Requirements. Copy the entries word for word, from the first line through the line containing "note-3-2-11: 5 5 xyxy=(408,915,428,931)", including both of those lines.

####################

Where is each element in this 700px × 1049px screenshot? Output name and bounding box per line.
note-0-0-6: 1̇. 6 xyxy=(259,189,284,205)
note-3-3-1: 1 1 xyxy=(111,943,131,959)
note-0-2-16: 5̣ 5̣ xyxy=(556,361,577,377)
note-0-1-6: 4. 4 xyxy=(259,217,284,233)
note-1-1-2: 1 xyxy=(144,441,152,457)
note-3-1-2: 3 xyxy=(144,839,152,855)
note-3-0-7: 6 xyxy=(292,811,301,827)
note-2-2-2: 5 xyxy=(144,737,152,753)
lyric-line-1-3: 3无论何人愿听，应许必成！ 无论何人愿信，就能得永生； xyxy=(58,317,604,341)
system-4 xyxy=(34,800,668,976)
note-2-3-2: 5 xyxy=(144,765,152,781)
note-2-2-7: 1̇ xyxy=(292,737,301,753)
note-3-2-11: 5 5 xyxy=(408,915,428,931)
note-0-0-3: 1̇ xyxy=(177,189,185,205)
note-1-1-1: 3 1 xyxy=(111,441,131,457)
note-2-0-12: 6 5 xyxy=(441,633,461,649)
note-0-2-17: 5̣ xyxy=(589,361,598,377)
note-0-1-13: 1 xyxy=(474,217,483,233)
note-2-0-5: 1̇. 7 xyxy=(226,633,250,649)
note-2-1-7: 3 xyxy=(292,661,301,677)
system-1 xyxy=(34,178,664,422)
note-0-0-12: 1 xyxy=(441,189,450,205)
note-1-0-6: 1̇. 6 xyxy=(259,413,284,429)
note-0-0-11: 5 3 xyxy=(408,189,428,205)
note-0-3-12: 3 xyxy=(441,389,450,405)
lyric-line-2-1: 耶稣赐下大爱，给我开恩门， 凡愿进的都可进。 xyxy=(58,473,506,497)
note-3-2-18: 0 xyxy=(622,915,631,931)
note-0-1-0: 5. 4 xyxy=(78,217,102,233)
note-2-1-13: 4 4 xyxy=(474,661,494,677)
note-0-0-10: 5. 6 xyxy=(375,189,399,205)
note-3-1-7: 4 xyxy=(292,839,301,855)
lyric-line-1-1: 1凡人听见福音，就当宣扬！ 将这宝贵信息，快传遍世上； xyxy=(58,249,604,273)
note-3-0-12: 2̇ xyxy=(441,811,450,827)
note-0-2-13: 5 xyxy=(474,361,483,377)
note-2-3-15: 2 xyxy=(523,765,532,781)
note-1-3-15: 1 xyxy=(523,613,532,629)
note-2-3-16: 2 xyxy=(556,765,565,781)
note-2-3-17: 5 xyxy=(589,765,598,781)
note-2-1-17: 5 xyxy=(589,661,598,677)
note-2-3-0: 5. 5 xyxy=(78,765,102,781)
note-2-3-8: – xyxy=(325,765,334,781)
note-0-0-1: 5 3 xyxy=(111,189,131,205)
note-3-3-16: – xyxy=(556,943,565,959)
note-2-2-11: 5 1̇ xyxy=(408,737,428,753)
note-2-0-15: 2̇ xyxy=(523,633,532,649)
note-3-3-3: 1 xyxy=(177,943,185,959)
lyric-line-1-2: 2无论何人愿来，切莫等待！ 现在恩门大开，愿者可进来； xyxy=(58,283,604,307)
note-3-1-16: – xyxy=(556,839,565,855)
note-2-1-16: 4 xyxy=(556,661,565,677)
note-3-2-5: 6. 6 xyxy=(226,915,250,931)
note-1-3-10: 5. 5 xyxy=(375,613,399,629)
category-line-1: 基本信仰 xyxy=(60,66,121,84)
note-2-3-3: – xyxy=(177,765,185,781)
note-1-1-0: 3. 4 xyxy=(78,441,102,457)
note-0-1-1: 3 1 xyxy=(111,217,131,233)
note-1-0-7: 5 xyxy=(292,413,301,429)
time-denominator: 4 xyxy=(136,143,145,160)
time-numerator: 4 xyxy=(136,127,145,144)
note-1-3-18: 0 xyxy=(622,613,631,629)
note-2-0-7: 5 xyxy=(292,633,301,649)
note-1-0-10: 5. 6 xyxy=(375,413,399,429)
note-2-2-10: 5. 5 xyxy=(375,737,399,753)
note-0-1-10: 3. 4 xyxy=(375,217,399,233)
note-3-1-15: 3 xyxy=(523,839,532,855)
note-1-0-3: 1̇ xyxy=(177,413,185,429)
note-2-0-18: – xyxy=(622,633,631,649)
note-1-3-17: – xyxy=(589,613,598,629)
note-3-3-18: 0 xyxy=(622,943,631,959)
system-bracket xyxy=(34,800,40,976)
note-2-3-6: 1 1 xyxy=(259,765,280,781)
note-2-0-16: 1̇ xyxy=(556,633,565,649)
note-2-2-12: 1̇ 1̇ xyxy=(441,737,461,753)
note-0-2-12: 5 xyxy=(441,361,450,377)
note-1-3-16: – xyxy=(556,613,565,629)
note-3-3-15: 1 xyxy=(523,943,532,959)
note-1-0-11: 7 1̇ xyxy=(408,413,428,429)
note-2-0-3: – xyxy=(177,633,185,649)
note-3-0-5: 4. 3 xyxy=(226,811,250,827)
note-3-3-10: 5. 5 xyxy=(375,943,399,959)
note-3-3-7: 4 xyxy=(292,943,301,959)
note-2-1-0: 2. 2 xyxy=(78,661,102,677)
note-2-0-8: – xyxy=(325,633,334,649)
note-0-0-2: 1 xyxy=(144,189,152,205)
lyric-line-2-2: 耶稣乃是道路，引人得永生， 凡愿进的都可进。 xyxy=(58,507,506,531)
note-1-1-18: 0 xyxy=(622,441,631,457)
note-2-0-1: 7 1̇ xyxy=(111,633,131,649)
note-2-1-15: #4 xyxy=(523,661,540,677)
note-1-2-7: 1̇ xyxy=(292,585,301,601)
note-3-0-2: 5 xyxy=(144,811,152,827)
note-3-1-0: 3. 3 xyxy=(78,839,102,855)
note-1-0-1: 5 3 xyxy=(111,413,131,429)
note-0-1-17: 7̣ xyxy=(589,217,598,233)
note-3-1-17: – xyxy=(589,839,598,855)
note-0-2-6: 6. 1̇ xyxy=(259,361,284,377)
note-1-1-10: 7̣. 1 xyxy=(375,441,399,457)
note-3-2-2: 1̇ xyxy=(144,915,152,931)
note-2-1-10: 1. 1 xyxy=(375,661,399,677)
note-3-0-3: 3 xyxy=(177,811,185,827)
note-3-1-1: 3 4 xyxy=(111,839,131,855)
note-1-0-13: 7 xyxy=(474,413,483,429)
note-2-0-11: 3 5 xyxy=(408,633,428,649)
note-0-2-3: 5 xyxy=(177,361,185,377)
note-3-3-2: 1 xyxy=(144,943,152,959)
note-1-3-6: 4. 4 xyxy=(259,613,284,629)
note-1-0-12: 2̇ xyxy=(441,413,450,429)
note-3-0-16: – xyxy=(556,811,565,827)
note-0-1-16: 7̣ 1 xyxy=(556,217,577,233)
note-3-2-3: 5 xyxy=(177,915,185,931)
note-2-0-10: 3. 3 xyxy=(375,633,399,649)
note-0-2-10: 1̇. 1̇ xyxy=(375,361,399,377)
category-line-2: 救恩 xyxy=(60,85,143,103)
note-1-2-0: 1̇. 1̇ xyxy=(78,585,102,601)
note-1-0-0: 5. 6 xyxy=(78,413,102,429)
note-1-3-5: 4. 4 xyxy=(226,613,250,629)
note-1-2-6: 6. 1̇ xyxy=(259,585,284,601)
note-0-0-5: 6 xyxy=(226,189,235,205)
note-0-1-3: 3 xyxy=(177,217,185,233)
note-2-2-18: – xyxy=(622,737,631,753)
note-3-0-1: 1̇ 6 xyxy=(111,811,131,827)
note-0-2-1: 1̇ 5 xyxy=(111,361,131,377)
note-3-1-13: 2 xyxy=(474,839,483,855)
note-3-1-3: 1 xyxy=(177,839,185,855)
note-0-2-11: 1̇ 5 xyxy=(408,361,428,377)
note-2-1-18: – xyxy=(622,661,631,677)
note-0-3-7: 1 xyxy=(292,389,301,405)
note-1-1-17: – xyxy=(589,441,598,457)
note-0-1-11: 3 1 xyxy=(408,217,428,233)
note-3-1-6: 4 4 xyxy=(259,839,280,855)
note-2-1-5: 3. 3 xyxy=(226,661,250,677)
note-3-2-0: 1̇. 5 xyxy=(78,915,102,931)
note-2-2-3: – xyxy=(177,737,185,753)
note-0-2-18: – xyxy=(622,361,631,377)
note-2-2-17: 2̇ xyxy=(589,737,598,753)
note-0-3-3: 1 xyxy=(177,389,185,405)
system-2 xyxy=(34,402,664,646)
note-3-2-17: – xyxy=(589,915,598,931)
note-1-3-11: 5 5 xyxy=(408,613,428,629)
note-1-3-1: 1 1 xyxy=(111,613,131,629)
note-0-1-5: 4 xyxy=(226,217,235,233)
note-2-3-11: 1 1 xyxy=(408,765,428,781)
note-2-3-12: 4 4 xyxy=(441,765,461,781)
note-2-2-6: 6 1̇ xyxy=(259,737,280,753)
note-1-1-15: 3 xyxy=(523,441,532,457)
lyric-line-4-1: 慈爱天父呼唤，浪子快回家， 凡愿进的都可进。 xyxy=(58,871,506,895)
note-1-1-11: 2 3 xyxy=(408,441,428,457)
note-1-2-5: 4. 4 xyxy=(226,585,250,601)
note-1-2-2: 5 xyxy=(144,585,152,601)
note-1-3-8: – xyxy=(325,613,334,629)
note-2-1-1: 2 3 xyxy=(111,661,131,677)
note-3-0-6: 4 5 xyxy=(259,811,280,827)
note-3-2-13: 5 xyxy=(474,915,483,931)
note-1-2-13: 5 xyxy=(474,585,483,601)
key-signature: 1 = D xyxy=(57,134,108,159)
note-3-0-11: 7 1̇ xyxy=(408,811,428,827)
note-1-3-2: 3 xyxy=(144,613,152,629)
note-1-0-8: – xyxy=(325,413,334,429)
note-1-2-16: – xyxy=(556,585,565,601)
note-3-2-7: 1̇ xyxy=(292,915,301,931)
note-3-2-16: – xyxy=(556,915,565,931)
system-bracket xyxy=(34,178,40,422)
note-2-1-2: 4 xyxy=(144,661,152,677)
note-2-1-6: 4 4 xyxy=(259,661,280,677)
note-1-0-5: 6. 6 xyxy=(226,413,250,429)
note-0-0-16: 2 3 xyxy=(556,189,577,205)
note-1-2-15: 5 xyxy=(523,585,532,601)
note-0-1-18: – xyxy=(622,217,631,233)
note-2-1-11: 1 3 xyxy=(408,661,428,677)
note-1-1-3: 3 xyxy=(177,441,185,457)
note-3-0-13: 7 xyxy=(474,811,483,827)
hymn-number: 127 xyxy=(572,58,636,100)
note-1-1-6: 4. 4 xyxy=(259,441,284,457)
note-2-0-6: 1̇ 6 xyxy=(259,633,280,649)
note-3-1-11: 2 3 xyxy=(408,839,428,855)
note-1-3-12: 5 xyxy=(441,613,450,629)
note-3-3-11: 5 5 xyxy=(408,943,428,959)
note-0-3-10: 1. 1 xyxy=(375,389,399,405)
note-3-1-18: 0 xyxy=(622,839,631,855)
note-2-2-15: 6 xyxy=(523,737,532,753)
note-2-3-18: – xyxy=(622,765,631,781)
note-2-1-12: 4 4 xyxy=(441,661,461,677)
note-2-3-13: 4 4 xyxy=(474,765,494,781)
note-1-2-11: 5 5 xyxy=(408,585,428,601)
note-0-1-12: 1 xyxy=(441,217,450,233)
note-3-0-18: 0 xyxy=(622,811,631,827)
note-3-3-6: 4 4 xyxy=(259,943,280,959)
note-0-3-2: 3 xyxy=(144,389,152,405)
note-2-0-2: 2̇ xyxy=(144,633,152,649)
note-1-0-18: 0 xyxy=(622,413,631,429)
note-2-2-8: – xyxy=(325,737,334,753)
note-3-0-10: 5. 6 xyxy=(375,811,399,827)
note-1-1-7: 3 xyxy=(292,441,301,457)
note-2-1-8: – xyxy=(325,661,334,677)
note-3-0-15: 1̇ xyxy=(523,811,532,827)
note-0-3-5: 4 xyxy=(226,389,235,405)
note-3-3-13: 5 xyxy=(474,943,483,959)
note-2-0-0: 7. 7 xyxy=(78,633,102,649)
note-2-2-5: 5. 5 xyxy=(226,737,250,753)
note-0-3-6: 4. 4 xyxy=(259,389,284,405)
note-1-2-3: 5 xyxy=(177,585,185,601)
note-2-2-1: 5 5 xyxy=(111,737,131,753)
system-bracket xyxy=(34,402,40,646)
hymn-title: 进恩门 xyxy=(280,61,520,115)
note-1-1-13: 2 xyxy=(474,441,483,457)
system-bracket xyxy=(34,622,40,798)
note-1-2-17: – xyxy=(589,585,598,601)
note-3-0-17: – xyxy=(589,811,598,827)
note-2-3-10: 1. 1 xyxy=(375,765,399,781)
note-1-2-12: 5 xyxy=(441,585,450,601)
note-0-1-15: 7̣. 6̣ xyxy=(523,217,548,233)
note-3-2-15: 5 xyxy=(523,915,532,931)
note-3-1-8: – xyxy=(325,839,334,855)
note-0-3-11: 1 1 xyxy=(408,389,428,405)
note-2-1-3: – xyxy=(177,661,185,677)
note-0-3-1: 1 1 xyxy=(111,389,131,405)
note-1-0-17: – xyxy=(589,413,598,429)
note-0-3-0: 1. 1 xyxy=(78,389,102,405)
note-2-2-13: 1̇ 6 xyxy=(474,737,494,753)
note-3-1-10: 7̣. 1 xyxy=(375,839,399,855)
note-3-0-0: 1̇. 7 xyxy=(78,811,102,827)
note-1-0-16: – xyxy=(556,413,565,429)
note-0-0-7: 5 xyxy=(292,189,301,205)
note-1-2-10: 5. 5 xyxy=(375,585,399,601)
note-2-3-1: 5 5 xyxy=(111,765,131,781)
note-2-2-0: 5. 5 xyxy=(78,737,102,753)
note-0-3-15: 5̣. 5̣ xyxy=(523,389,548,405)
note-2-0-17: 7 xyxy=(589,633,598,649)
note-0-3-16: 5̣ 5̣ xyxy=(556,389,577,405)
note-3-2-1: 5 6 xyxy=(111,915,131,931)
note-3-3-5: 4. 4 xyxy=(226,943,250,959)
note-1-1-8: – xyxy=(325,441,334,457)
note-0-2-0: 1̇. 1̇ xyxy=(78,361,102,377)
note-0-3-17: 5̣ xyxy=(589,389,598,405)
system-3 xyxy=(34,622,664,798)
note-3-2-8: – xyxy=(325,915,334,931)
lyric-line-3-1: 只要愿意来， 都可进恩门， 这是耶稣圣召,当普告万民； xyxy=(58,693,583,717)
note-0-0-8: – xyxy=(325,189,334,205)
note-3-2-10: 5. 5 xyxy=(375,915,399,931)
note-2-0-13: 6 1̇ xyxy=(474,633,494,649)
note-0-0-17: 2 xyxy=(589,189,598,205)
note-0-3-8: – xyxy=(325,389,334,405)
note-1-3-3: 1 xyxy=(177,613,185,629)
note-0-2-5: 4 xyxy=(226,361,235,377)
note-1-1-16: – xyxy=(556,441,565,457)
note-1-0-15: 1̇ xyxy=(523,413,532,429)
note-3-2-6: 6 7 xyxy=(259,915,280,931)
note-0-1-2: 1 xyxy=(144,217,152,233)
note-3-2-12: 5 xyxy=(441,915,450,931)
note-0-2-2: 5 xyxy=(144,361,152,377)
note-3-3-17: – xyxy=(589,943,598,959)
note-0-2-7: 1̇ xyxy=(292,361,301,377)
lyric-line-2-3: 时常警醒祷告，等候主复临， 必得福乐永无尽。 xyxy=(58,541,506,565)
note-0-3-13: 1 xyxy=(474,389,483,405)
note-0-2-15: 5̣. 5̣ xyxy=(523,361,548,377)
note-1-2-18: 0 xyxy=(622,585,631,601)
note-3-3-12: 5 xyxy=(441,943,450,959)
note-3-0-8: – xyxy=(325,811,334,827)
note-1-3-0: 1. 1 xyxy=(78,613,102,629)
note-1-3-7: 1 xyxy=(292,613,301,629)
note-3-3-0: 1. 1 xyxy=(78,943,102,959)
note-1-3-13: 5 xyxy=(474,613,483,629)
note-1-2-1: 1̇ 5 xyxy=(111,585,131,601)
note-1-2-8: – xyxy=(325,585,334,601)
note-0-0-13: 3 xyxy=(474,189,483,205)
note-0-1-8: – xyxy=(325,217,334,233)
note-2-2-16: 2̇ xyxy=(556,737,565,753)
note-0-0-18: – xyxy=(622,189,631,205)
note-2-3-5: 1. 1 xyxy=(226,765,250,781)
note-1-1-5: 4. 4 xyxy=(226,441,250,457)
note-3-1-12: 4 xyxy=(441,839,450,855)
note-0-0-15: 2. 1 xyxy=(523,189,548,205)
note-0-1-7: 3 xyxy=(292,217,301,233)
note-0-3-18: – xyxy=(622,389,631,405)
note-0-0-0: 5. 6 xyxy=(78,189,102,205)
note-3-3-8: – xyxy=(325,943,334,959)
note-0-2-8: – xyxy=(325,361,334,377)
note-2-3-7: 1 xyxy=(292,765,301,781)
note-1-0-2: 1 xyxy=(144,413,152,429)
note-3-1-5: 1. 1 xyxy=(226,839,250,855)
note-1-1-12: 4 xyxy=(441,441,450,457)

####################

Correct output.
Where is each element in this 700px × 1049px screenshot? Output name and bounding box per line.
note-0-0-6: 1̇. 6 xyxy=(259,189,284,205)
note-3-3-1: 1 1 xyxy=(111,943,131,959)
note-0-2-16: 5̣ 5̣ xyxy=(556,361,577,377)
note-0-1-6: 4. 4 xyxy=(259,217,284,233)
note-1-1-2: 1 xyxy=(144,441,152,457)
note-3-1-2: 3 xyxy=(144,839,152,855)
note-3-0-7: 6 xyxy=(292,811,301,827)
note-2-2-2: 5 xyxy=(144,737,152,753)
lyric-line-1-3: 3无论何人愿听，应许必成！ 无论何人愿信，就能得永生； xyxy=(58,317,604,341)
system-4 xyxy=(34,800,668,976)
note-2-3-2: 5 xyxy=(144,765,152,781)
note-2-2-7: 1̇ xyxy=(292,737,301,753)
note-3-2-11: 5 5 xyxy=(408,915,428,931)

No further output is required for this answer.